--- start of EXTRACTED TEXT ---
Vollmann's facts and fictions, the mismatched parents of his work, concentrate on the love affairs of composer Dmitri Shostakovich and his labours both musical and martial during the siege of Leningrad; the military campaigns of German General Paulus and the defecting Soviet General Vlasov; and, most notably, the "spy for God," Kurt Gerstein, the SS officer who tried to warn the world of the Holocaust while working as a supply officer for the gas chambers.

Vollmann's numerous admirers laud him for returning morality to U.S. fiction, and his recent seven-volume essay, Rising Up, Rising Down, hopes to provide nothing short of a moral calculus on human violence. In Europe Central, however, this self-described "part-time journalist of armed politics" takes on so much history that he makes the classic mistake of the historical novel, the confusion of shopping with cooking. Good ingredients (i.e., good history) do not necessarily make for a good novel.

The historical material here is too vast and too significant for a novel that prefers multiple narratives and voices to visit, as it claims, "European moral actors at moments of decision." Illuminating differences can no doubt be drawn between the military lives of generals Paulus and Vlasov, and their multifaceted conflicts between soldierly fraternity and the imprudent commands of their zealous superiors.

Within this novel, though, each adjacent 100-page section finds no meaningful thematic distinction. Undoubtedly, the repetition of frustrated loyalties and mismanagement across two opposing but nearly identical military careers expands their historical significance; their adjacent repetition in a novel is sadly unrewarding.
--- end of EXTRACTED TEXT ---
--- start of LISTING ---
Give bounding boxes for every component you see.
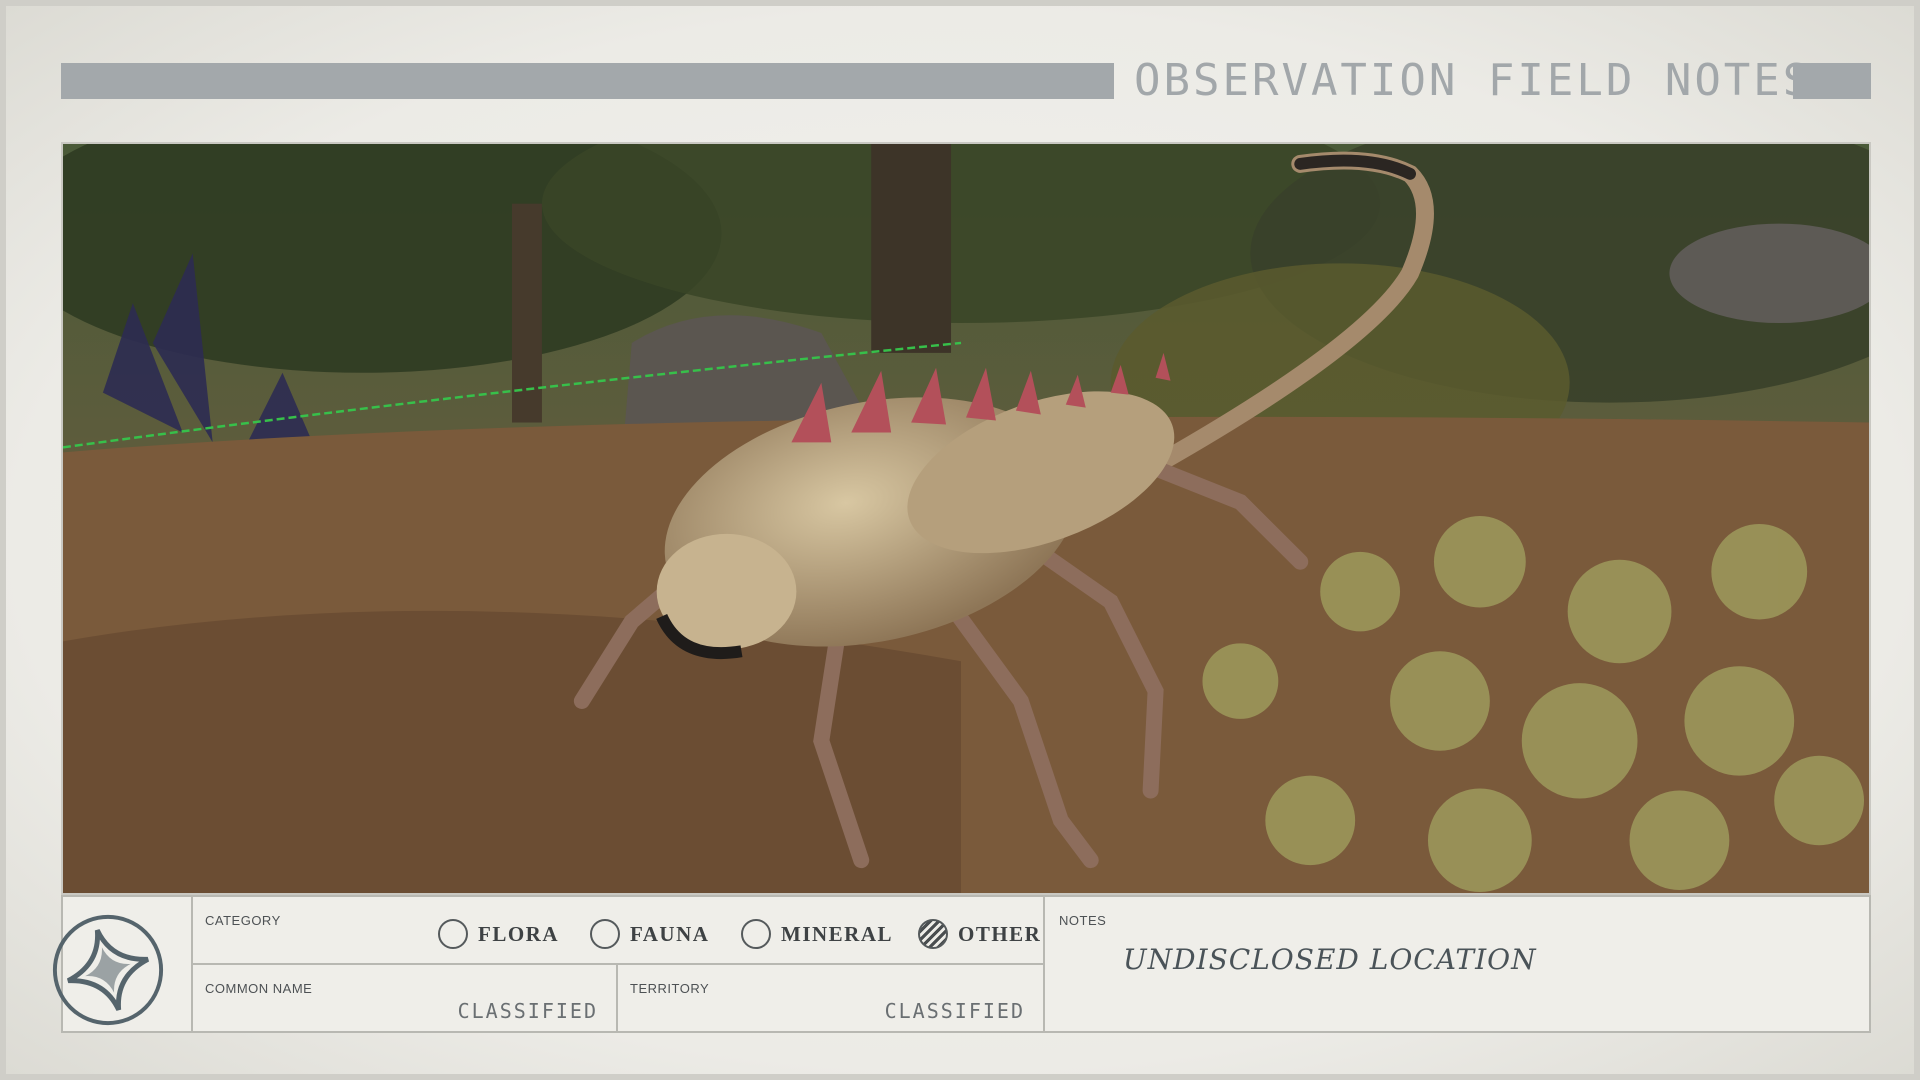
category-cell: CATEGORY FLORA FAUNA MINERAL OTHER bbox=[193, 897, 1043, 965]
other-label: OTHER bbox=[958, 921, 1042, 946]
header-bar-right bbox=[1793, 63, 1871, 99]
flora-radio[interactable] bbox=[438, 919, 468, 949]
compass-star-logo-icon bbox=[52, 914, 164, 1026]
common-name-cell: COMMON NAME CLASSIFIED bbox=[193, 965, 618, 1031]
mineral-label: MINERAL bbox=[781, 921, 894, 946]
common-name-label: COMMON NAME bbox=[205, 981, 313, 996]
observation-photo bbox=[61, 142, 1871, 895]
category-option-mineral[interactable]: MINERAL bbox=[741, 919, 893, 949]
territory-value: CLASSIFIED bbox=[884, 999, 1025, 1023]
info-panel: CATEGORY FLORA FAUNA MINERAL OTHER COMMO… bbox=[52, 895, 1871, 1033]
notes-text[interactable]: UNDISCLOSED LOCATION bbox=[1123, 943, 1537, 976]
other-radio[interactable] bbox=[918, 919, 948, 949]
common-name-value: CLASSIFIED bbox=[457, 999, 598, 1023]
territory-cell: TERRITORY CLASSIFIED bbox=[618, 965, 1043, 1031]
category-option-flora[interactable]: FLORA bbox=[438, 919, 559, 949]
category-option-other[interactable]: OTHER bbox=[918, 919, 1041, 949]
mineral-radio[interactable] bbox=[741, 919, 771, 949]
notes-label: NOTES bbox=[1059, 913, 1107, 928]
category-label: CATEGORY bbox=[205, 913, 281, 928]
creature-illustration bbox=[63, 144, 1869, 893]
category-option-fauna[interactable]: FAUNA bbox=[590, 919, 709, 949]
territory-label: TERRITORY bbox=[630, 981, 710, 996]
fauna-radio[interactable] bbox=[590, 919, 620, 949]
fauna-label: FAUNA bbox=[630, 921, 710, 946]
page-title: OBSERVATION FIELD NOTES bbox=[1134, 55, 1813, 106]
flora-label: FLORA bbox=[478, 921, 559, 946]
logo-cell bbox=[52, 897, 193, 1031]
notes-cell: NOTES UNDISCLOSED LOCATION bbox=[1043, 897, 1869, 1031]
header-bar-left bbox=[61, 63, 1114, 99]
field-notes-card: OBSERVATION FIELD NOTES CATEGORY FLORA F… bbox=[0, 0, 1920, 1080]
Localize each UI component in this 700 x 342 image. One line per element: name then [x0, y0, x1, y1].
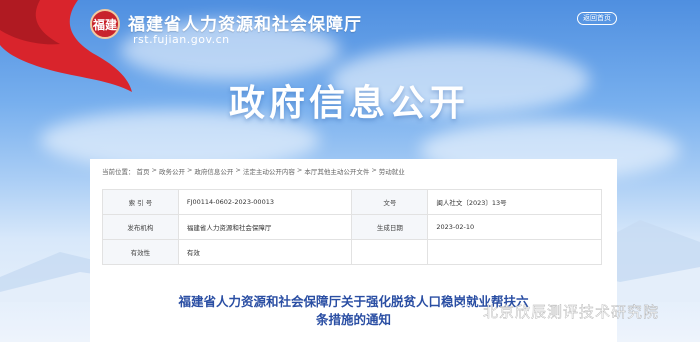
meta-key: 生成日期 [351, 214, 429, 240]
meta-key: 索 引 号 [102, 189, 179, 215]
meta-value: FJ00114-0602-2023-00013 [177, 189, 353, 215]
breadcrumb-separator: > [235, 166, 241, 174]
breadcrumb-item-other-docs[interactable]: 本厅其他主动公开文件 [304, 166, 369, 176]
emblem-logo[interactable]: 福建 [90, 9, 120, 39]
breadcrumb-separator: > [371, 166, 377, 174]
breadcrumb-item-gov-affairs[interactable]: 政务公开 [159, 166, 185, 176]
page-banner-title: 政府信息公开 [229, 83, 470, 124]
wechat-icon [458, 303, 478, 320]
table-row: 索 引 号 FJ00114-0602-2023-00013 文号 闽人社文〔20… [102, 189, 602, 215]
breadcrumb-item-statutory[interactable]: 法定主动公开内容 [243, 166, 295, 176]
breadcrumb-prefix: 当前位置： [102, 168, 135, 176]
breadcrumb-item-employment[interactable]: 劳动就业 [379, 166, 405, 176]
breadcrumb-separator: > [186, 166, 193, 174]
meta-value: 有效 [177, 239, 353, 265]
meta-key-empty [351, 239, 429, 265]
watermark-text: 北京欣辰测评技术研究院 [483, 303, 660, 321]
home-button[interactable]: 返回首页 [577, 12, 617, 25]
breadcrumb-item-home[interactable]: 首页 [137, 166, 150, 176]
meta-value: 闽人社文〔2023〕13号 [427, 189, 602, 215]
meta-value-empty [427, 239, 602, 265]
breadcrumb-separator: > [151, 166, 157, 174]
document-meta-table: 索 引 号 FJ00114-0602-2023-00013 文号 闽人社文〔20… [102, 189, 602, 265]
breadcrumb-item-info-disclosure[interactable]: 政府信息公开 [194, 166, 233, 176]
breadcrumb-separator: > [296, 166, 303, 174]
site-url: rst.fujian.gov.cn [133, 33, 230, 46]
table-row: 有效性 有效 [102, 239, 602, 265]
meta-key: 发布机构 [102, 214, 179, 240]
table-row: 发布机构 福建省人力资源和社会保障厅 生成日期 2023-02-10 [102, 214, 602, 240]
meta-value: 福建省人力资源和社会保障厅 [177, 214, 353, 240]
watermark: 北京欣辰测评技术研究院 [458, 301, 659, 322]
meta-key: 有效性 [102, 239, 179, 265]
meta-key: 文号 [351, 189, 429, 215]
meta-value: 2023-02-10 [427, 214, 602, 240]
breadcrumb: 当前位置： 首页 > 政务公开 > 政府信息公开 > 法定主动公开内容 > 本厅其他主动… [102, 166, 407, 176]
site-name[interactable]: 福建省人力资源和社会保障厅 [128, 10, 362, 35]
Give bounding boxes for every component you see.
--- end of LISTING ---
--- start of LISTING ---
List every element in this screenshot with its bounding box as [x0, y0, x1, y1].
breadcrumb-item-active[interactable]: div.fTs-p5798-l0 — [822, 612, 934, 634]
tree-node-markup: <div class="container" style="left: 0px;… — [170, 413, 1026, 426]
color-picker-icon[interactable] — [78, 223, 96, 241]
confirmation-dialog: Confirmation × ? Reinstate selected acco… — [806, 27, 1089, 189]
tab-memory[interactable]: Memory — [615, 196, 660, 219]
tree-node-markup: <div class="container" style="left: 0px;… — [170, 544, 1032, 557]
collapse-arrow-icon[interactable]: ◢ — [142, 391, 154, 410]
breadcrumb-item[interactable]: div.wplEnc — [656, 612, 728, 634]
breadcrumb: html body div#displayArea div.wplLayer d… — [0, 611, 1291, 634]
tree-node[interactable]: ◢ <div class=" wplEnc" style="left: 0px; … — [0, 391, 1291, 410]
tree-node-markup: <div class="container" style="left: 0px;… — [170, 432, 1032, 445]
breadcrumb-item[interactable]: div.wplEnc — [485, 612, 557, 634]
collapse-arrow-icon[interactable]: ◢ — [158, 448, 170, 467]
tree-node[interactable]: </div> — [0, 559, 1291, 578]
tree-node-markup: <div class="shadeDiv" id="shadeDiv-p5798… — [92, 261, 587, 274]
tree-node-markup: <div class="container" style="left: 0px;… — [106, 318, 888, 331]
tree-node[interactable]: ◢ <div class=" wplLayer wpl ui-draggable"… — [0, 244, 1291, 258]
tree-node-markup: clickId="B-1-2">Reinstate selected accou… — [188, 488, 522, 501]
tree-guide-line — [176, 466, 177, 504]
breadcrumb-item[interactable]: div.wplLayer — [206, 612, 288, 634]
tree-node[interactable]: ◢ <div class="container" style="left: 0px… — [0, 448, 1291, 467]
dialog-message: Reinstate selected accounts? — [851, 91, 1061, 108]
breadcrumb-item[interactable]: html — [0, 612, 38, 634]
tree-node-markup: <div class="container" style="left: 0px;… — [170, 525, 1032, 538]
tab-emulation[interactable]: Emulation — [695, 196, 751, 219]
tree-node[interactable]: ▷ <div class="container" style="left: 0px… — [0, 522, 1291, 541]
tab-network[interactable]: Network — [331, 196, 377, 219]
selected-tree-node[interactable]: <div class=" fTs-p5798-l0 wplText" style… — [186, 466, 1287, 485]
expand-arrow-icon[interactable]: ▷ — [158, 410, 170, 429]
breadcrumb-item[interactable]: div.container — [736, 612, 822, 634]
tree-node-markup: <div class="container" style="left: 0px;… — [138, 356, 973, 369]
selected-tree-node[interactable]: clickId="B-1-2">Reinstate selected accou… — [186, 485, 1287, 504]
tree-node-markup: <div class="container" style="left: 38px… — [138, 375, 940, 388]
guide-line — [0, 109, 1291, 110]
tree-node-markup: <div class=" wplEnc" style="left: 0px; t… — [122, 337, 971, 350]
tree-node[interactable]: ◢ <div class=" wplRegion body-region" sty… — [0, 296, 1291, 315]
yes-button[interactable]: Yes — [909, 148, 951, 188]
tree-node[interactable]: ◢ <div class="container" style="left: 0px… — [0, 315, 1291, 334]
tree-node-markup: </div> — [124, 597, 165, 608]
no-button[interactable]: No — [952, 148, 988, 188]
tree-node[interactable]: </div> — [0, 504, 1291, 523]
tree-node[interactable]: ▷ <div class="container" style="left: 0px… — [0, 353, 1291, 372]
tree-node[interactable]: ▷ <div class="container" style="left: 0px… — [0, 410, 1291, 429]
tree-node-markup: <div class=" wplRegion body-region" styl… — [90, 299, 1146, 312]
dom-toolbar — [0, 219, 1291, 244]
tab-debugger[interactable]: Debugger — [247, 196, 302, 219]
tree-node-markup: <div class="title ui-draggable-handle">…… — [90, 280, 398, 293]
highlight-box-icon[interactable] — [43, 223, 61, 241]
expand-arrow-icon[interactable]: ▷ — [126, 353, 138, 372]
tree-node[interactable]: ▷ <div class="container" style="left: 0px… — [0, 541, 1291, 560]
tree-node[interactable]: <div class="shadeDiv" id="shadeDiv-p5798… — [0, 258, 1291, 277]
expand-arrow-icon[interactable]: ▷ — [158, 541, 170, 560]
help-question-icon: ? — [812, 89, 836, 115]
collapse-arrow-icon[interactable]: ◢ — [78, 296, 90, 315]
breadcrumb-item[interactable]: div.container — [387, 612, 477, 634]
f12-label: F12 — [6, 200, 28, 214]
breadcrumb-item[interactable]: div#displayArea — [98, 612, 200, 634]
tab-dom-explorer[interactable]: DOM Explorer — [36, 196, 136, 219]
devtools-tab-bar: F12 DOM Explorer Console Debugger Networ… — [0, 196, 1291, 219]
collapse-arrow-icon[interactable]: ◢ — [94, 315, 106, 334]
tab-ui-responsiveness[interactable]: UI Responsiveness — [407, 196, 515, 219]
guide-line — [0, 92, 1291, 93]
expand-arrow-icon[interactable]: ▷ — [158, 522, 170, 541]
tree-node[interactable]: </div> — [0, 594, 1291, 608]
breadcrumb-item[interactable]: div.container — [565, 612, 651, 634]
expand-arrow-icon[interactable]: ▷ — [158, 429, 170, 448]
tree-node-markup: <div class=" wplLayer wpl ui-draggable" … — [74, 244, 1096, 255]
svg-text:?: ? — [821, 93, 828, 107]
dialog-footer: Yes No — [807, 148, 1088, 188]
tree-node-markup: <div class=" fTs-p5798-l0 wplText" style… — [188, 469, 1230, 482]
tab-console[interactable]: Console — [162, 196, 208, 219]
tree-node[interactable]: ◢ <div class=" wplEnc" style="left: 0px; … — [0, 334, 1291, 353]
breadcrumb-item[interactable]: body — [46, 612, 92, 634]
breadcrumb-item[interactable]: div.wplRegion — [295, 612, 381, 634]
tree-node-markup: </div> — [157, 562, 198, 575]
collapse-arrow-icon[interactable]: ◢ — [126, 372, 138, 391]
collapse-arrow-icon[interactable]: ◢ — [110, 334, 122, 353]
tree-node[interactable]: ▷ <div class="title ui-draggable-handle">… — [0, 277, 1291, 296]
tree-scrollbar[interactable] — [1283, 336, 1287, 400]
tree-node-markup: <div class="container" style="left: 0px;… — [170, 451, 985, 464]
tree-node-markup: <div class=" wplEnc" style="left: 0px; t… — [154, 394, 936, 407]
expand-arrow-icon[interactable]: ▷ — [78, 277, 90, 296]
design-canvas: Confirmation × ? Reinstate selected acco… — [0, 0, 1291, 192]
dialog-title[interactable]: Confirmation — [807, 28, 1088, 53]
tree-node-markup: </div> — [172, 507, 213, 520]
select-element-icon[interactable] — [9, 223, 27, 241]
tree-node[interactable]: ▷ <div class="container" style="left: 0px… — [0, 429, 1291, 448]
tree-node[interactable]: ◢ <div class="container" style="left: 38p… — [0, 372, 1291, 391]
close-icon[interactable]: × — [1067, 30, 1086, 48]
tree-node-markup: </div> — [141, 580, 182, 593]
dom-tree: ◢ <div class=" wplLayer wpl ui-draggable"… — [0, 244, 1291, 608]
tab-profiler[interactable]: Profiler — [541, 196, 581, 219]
--- end of LISTING ---
--- start of LISTING ---
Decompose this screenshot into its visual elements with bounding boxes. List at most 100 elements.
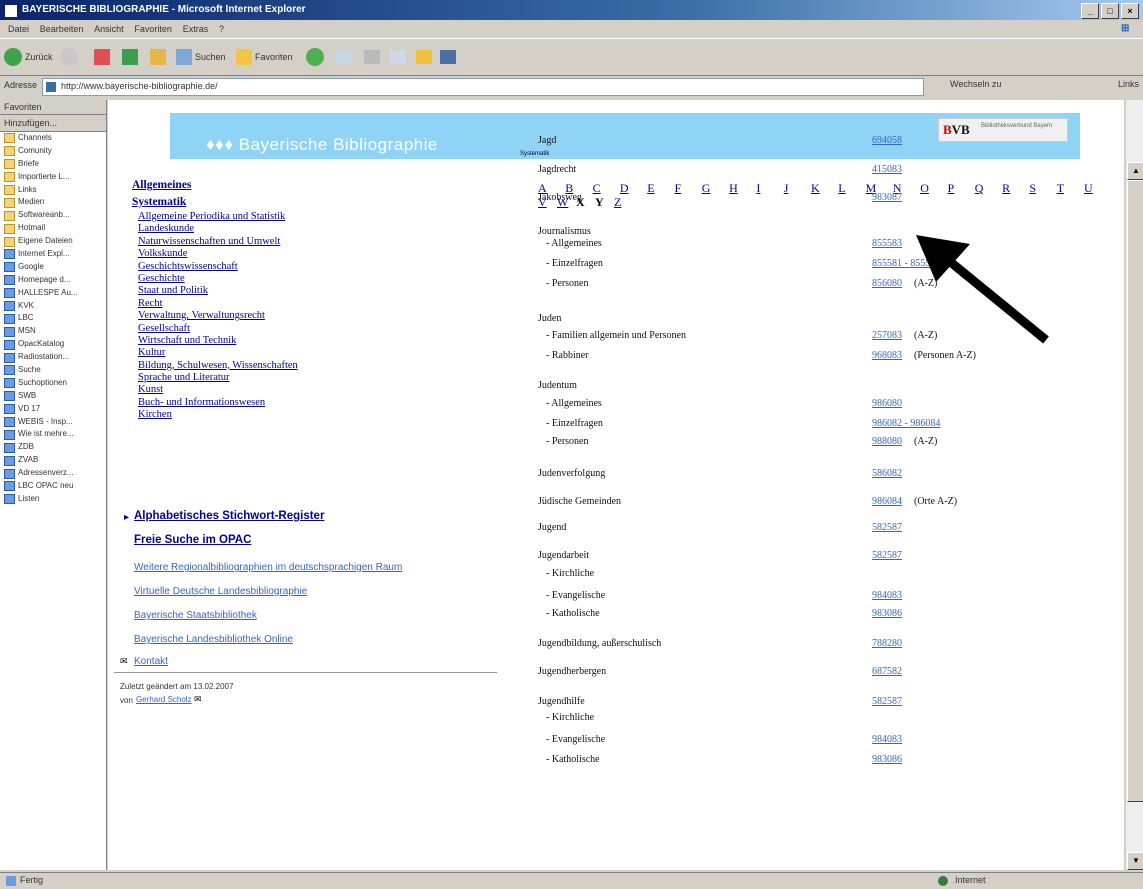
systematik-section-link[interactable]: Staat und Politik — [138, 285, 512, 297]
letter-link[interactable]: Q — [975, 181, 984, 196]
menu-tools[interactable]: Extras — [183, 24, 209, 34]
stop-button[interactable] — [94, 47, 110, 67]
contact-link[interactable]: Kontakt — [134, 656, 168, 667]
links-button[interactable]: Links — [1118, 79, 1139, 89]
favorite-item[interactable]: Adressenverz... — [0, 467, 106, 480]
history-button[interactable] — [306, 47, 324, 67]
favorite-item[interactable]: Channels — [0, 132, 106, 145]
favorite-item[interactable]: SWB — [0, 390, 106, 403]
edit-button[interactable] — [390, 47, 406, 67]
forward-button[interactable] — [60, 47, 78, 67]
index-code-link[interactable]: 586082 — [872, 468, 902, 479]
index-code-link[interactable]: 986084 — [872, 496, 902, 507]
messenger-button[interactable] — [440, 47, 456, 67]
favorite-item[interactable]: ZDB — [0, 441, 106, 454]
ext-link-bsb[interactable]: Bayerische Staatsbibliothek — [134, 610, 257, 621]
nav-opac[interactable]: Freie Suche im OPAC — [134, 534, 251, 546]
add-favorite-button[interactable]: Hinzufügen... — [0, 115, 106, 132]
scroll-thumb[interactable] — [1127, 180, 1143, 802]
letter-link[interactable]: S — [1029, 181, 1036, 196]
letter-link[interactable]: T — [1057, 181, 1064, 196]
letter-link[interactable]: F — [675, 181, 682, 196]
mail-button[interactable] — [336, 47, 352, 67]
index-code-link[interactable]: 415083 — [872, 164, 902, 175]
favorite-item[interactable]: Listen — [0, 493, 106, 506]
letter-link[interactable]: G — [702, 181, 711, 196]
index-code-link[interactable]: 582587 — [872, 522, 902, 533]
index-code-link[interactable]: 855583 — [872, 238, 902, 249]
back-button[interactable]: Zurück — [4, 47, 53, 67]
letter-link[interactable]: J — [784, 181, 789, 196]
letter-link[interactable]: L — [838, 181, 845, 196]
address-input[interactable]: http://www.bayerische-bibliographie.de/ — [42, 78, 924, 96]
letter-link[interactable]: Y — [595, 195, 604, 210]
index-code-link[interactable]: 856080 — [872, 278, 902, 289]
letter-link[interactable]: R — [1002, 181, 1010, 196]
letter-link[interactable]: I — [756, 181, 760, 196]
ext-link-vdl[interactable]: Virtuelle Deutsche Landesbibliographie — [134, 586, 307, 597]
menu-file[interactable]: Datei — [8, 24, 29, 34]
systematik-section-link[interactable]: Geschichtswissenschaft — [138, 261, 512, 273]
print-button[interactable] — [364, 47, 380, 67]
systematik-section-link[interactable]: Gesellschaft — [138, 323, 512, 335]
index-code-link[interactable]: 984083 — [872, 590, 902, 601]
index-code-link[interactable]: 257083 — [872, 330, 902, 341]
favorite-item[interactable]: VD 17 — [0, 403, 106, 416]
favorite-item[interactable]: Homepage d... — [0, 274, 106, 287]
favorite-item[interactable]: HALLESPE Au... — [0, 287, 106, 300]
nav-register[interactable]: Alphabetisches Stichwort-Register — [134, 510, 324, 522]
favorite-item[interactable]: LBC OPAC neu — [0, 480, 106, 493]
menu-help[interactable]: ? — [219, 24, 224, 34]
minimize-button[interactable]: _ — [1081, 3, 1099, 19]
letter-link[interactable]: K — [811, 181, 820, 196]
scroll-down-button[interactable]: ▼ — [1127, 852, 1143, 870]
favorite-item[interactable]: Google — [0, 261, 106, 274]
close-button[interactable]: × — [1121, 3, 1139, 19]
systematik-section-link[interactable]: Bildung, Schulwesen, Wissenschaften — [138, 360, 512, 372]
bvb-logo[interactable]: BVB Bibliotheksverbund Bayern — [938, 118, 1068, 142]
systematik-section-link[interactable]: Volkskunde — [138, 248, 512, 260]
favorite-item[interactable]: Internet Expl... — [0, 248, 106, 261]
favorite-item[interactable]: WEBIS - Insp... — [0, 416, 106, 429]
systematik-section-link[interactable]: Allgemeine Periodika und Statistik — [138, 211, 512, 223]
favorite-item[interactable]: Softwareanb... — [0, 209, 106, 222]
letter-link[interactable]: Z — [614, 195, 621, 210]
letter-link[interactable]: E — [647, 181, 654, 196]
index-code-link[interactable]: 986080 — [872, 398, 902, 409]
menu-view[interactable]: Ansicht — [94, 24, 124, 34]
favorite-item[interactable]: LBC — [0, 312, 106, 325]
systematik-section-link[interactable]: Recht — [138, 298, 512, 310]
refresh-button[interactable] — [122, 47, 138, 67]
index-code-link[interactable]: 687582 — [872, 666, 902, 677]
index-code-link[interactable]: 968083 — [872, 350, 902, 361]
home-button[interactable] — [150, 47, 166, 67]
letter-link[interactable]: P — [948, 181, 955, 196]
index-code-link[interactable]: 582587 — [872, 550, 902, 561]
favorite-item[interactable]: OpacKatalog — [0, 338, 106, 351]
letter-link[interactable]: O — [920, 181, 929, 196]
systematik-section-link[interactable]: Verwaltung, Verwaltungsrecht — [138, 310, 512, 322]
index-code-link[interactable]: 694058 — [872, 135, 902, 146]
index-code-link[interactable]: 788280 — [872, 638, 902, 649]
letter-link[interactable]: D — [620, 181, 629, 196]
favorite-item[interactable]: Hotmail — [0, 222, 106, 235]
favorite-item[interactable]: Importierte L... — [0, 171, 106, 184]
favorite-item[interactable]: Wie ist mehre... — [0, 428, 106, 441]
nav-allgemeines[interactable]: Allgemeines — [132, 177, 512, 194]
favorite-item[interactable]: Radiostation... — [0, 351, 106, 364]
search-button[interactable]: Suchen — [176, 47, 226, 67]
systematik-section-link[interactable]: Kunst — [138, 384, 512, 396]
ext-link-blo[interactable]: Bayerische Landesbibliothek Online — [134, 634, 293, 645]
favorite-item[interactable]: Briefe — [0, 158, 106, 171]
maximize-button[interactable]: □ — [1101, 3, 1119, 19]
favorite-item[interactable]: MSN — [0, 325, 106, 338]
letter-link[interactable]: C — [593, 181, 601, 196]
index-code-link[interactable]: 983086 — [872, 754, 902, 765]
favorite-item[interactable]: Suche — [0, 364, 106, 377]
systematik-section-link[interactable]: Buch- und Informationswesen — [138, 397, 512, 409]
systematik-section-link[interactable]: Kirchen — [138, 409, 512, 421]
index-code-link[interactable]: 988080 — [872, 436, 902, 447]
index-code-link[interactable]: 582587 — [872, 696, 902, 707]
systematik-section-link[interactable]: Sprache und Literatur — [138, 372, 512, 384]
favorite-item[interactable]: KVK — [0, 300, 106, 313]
--- end of LISTING ---
*EXERCISE INSTRUCTIONS*
a – Reproduce a passage from the review of Europe Central word for word, starting at the words "The historical material" and stopping after the words "is sadly unrewarding.".
b – Answer these questions using the review of Europe Central:
(i) What job was Kurt Gerstein doing while he tried to warn the world of the Holocaust?
(ii) How many volumes does the essay Rising Up, Rising Down have?
(iii) How long is each adjacent section that the review says lacks a meaningful thematic distinction?
c – Extend the review of Europe Central by writing what comes next after its final sentence.

*OUTPUTS BY TASK*
a –
The historical material here is too vast and too significant for a novel that prefers multiple narratives and voices to visit, as it claims, "European moral actors at moments of decision." Illuminating differences can no doubt be drawn between the military lives of generals Paulus and Vlasov, and their multifaceted conflicts between soldierly fraternity and the imprudent commands of their zealous superiors.

Within this novel, though, each adjacent 100-page section finds no meaningful thematic distinction. Undoubtedly, the repetition of frustrated loyalties and mismanagement across two opposing but nearly identical military careers expands their historical significance; their adjacent repetition in a novel is sadly unrewarding.

b –
(i) He was working as a supply officer for the gas chambers.
(ii) Seven volumes.
(iii) 100 pages.

c –
Either of the Shostakovich or the Gerstein narratives could have been isolated then mined more fully. Yes, it is a historical fact that Gerstein stopped his truck to bury a load of Zyklon B in a forest, then reported the load "damaged in transit" rather than putting it to its intended use; the incident is multiply affecting. Surely, though, our narrative expectations for the explanation of such a character, his movement to this dangerous, heroic and futile moment, should be prepared for by scenes of comparable density. The imperious veteran father, and the repeated lowering of Gerstein's head into his hands at the family dinner table, which Vollmann tries to place before Gerstein's well-known sabotages and ignored reports, just aren't strong enough fuel to get us to the historical destination. (Realistically, is anything?)

Narrative fuel and focus are not the only significant challenges here. Vollmann's popularity with magazines such as The New Yorker and Esquire, his past success with historical material (such as his Seven Dreams books) and the novel's subject seem to have armoured him against his editor's blue pencil. This $58 novel doesn't find its feet until its second quarter, squandering nearly 200 pages between two costly opening fixations that are then inexplicably (although mercifully) abandoned.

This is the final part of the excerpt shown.